-- START Exercise materials --

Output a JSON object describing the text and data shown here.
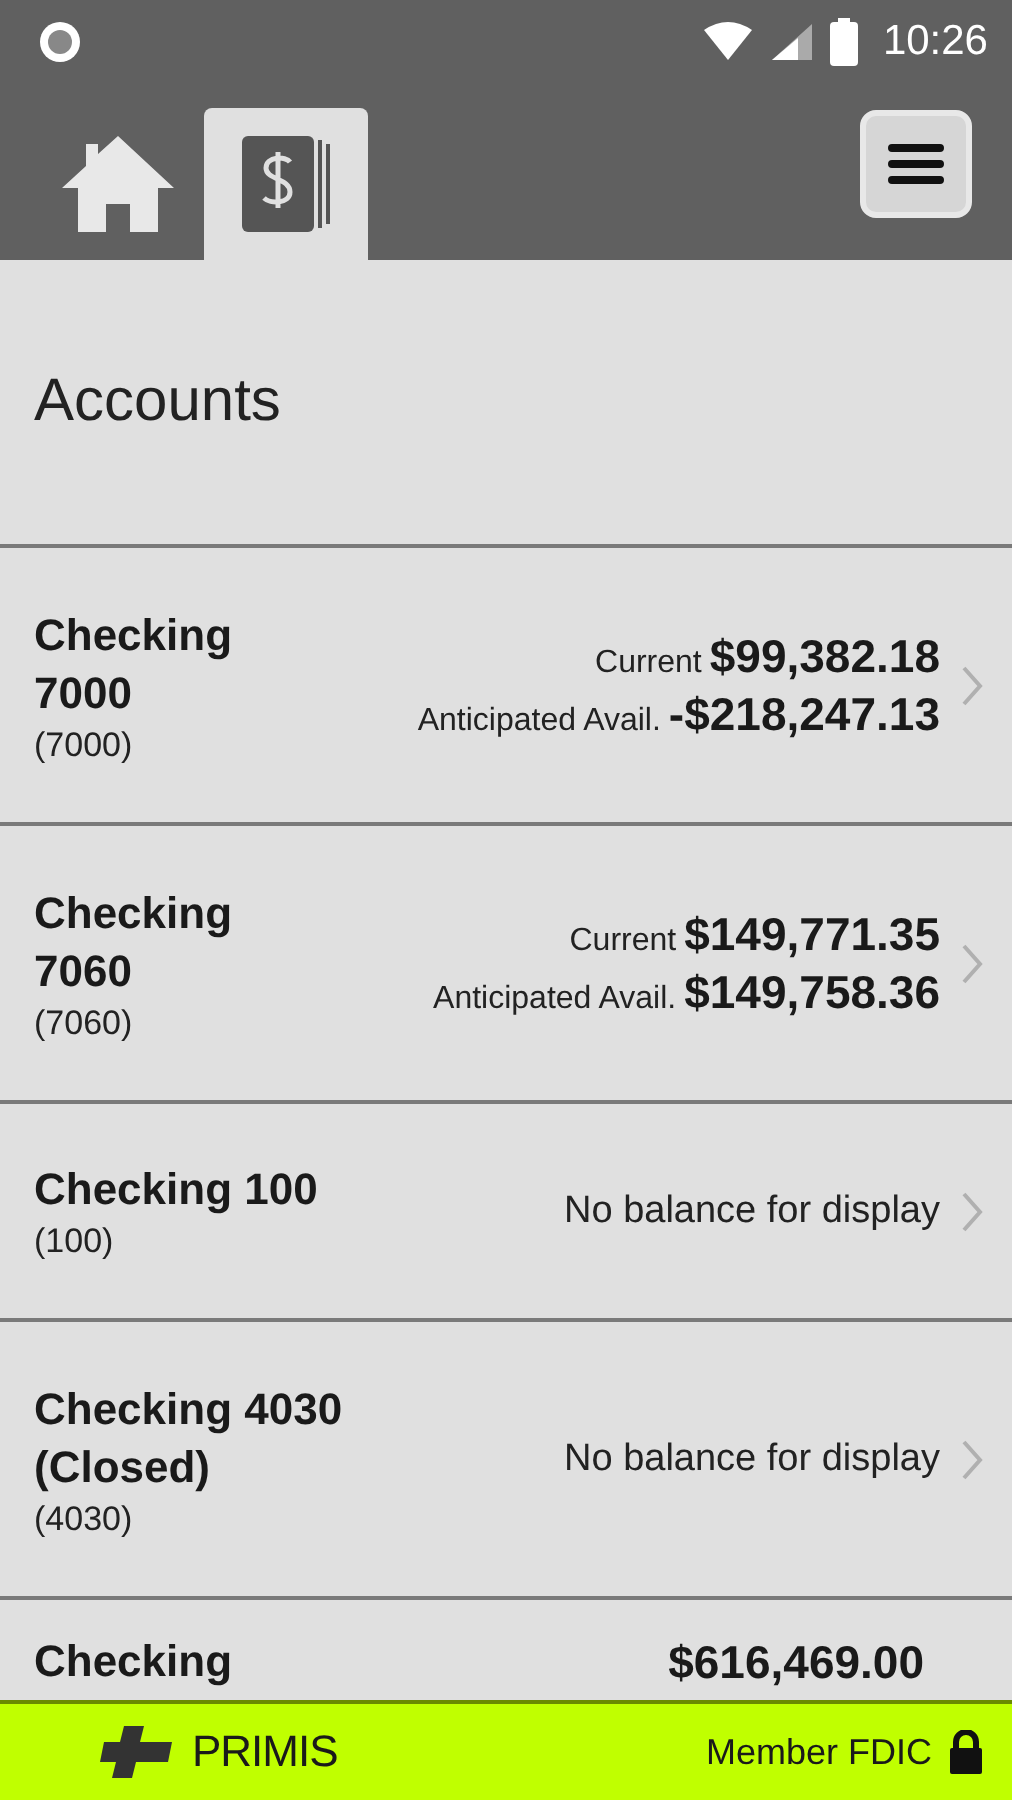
{
  "status_bar": {
    "time": "10:26"
  },
  "tabs": [
    {
      "kind": "home",
      "selected": false
    },
    {
      "kind": "accounts",
      "selected": true
    }
  ],
  "page_title": "Accounts",
  "accounts": [
    {
      "kind": "balances",
      "name": "Checking 7000",
      "number": "(7000)",
      "current_label": "Current",
      "current": "$99,382.18",
      "anticipated_label": "Anticipated Avail.",
      "anticipated": "-$218,247.13"
    },
    {
      "kind": "balances",
      "name": "Checking 7060",
      "number": "(7060)",
      "current_label": "Current",
      "current": "$149,771.35",
      "anticipated_label": "Anticipated Avail.",
      "anticipated": "$149,758.36"
    },
    {
      "kind": "none",
      "name": "Checking 100",
      "number": "(100)",
      "message": "No balance for display"
    },
    {
      "kind": "none",
      "name": "Checking 4030 (Closed)",
      "number": "(4030)",
      "message": "No balance for display"
    },
    {
      "kind": "partial",
      "name": "Checking",
      "current": "$616,469.00"
    }
  ],
  "footer": {
    "brand": "PRIMIS",
    "member": "Member FDIC"
  }
}
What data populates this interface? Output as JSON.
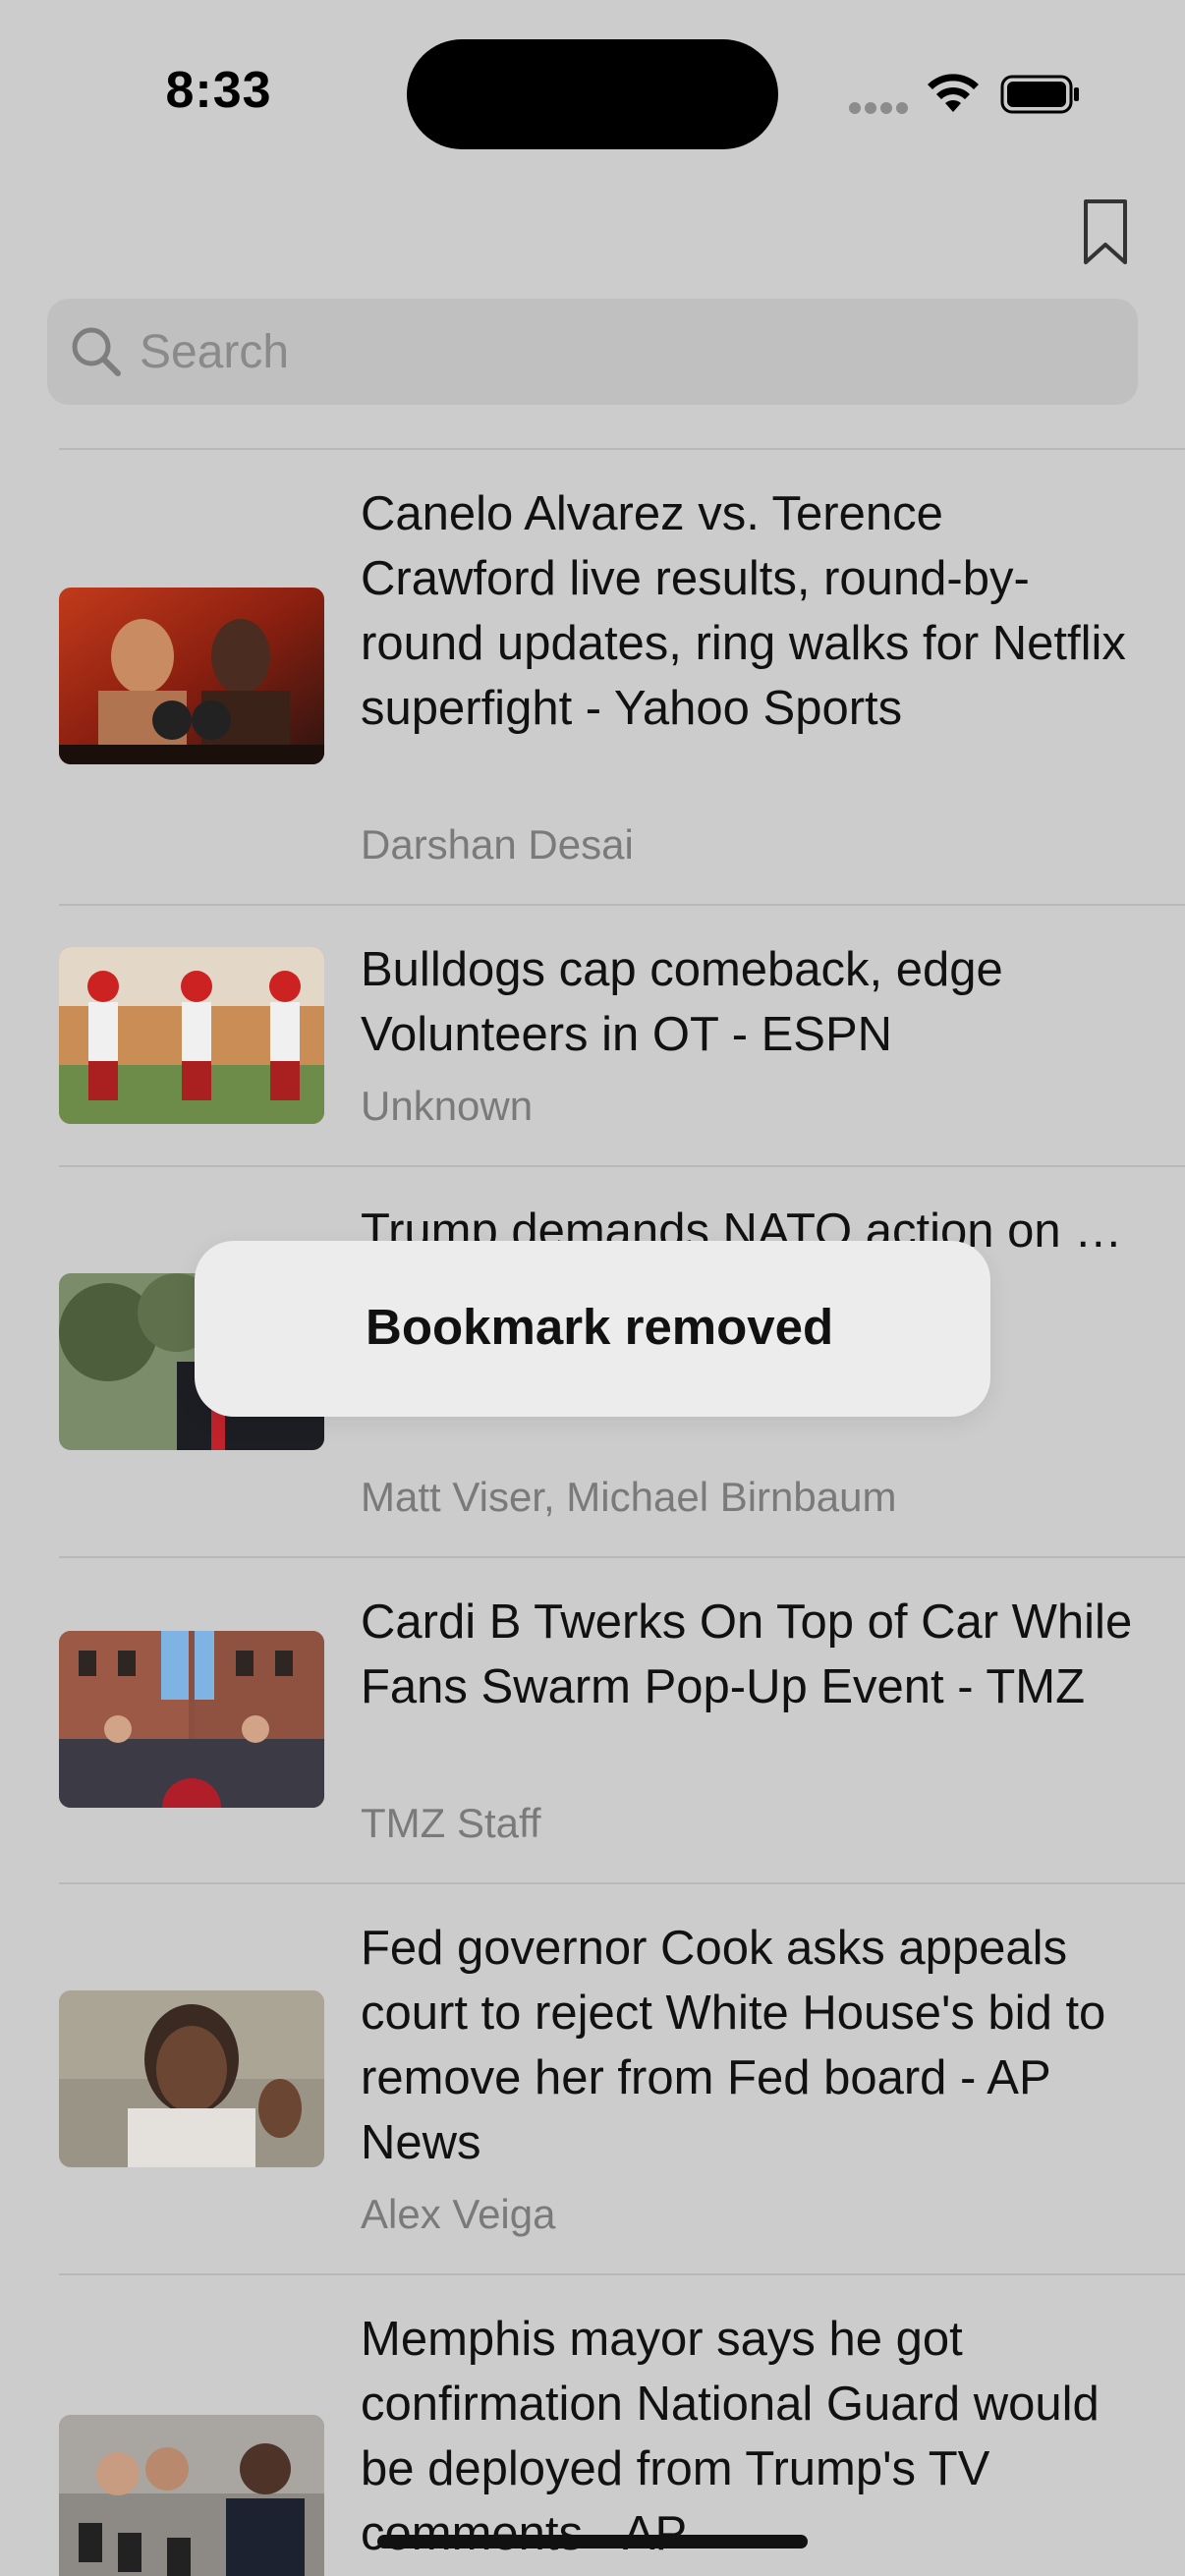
{
  "status_bar": {
    "time": "8:33"
  },
  "toolbar": {
    "bookmarks_icon": "bookmark-icon"
  },
  "search": {
    "placeholder": "Search",
    "value": ""
  },
  "articles": [
    {
      "title": "Canelo Alvarez vs. Terence Crawford live results, round-by-round updates, ring walks for Netflix superfight - Yahoo Sports",
      "author": "Darshan Desai"
    },
    {
      "title": "Bulldogs cap comeback, edge Volunteers in OT - ESPN",
      "author": "Unknown"
    },
    {
      "title": "Trump demands NATO action on … Post",
      "author": "Matt Viser, Michael Birnbaum"
    },
    {
      "title": "Cardi B Twerks On Top of Car While Fans Swarm Pop-Up Event - TMZ",
      "author": "TMZ Staff"
    },
    {
      "title": "Fed governor Cook asks appeals court to reject White House's bid to remove her from Fed board - AP News",
      "author": "Alex Veiga"
    },
    {
      "title": "Memphis mayor says he got confirmation National Guard would be deployed from Trump's TV comments - AP",
      "author": ""
    }
  ],
  "toast": {
    "message": "Bookmark removed"
  },
  "colors": {
    "background": "#cccccc",
    "search_field": "#c0c0c0",
    "toast": "#ececec",
    "secondary_text": "#7a7a7a"
  }
}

-- END Exercise materials --

Exercise goal: For the entries shown above, give the number of lines that include the word "data", without any other text.

Response to this task: 2